• **Given exercise**
Wherever a line holds the string "Merc", copy that line.
=======
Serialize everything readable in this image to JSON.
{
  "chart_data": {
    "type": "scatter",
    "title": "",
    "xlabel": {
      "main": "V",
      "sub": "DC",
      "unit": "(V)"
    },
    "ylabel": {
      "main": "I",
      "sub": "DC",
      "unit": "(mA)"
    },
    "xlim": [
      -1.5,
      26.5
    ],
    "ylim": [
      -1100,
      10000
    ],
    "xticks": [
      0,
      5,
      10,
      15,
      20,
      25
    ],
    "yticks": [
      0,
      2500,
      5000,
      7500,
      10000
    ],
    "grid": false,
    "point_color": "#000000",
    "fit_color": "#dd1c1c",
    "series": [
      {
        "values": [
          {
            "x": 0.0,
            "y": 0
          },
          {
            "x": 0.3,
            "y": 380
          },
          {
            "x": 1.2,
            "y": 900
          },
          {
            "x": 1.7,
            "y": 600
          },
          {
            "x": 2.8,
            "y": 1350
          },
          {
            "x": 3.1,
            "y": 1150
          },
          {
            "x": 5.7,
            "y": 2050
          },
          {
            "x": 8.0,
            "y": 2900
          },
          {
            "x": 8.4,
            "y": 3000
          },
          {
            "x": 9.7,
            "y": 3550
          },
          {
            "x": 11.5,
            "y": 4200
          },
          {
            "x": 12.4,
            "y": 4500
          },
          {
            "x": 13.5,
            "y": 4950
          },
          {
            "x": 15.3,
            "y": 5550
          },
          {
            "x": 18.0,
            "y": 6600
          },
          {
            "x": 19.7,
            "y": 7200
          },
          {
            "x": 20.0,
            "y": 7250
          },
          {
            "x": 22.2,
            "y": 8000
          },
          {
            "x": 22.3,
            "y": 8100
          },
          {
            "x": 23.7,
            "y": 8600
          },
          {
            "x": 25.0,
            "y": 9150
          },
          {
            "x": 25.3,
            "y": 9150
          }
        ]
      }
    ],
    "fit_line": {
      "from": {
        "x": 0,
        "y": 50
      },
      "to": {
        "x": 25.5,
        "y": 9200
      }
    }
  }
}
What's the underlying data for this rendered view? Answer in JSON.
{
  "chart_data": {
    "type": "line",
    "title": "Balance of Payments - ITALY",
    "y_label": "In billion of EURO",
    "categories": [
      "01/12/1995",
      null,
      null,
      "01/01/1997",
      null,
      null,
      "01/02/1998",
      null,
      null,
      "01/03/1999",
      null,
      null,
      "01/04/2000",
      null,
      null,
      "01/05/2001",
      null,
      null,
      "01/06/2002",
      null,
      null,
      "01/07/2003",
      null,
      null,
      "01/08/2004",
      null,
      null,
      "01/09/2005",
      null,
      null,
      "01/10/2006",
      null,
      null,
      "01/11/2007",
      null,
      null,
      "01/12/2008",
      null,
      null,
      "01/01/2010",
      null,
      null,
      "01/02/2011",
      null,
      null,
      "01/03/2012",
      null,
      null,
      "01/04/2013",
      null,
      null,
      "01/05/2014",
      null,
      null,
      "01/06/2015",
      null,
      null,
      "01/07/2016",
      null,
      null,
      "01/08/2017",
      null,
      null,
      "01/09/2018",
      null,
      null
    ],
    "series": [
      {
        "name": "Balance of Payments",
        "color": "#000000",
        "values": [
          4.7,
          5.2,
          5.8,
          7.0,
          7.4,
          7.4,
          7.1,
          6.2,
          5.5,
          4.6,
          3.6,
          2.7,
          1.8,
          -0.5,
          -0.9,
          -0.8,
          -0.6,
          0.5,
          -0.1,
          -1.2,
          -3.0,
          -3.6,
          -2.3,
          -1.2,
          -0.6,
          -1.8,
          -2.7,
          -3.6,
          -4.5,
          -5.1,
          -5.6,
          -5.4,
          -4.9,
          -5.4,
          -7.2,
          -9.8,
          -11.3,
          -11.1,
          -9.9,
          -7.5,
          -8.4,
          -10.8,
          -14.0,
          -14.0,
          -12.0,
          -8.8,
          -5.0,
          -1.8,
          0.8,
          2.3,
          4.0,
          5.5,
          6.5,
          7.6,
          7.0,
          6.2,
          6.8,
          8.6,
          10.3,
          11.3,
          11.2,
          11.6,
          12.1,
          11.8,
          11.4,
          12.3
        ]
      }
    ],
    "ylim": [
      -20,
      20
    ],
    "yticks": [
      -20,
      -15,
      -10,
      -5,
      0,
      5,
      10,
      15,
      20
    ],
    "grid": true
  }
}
=======
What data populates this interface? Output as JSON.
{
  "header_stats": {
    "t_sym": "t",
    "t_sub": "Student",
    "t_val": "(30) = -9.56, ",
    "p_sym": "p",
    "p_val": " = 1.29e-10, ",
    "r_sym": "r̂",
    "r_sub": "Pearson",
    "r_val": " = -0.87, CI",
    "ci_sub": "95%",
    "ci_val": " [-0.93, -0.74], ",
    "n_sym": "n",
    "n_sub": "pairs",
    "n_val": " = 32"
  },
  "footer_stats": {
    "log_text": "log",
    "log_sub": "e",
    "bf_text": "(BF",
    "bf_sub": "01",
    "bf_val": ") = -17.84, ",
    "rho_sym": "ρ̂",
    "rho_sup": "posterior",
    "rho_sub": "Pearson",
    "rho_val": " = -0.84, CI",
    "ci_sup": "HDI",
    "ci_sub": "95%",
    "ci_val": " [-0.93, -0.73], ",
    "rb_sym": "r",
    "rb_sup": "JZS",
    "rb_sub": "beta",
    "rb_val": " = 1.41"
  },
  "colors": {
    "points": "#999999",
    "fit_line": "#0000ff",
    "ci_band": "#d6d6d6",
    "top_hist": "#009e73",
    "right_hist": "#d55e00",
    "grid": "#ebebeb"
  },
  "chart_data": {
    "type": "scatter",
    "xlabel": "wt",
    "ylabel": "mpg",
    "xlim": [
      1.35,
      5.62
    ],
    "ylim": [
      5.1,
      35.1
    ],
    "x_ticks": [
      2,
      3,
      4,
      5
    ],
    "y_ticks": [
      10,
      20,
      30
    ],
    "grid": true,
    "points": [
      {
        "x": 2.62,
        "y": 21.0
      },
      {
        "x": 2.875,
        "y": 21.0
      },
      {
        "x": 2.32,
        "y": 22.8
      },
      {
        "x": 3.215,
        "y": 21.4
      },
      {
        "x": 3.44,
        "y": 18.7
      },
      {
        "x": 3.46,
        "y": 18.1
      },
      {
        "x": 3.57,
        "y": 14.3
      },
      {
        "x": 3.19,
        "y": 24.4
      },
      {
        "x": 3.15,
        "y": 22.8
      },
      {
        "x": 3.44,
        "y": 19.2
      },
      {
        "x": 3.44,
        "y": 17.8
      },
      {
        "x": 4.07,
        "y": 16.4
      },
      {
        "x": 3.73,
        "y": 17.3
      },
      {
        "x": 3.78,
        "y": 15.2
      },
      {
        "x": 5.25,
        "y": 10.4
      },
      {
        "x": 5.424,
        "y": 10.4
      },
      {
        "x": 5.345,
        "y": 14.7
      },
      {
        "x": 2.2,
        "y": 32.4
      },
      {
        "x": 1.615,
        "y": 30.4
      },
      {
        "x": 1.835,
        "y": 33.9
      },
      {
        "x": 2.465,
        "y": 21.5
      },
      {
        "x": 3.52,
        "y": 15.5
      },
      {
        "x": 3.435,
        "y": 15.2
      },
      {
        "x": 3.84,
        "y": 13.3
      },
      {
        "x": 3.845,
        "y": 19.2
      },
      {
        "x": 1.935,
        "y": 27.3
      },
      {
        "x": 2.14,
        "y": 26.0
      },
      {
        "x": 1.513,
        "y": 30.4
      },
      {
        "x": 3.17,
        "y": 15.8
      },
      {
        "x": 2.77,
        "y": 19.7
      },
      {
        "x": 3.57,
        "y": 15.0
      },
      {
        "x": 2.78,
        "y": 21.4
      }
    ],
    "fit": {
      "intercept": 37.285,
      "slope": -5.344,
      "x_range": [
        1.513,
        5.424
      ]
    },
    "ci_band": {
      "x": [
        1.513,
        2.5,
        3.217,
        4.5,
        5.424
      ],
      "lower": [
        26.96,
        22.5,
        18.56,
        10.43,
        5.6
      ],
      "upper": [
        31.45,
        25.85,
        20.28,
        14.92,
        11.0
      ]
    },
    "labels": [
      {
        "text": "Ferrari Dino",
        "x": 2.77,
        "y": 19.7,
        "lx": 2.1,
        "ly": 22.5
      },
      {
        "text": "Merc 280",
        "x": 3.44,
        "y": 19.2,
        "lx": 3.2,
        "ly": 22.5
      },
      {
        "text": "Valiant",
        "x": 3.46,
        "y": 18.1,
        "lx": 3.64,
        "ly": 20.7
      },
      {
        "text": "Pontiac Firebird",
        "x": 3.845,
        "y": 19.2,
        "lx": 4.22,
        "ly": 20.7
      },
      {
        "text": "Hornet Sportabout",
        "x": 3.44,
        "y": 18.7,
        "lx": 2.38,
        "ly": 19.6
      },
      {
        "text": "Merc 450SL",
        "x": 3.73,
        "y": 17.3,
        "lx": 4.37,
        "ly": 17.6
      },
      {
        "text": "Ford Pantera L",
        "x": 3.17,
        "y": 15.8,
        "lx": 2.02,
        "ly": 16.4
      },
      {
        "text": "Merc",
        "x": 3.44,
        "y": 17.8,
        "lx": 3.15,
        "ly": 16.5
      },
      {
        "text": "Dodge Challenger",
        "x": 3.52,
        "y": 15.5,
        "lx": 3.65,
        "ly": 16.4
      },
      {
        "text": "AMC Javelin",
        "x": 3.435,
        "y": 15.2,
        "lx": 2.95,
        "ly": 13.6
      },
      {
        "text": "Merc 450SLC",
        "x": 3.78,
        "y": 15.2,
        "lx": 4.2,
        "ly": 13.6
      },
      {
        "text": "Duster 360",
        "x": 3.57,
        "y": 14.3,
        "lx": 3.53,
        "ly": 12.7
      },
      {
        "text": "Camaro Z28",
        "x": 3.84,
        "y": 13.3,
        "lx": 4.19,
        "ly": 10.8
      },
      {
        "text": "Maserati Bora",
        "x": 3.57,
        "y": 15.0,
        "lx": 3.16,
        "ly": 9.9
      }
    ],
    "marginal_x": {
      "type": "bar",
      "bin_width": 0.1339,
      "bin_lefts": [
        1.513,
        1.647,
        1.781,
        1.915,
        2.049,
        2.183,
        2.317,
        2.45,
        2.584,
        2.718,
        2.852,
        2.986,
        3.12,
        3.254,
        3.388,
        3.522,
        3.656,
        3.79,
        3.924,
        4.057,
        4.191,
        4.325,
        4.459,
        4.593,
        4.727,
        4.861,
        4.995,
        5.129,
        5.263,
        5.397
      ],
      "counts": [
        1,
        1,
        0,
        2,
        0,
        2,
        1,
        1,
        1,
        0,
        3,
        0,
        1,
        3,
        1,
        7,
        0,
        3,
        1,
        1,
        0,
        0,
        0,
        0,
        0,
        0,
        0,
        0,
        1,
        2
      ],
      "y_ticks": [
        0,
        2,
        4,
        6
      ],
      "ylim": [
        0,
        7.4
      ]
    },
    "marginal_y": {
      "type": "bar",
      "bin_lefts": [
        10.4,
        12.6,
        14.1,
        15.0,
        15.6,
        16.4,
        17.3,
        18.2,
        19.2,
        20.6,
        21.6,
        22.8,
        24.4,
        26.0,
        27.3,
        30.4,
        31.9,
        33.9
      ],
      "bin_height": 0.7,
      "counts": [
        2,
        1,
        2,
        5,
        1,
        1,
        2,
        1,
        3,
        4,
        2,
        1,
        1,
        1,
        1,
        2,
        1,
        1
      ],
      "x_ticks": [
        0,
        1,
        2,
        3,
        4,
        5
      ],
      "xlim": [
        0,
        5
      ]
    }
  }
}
=======
• **Solution below**
        "text": "Merc 280",
        "text": "Merc 450SL",
        "text": "Merc",
        "text": "Merc 450SLC",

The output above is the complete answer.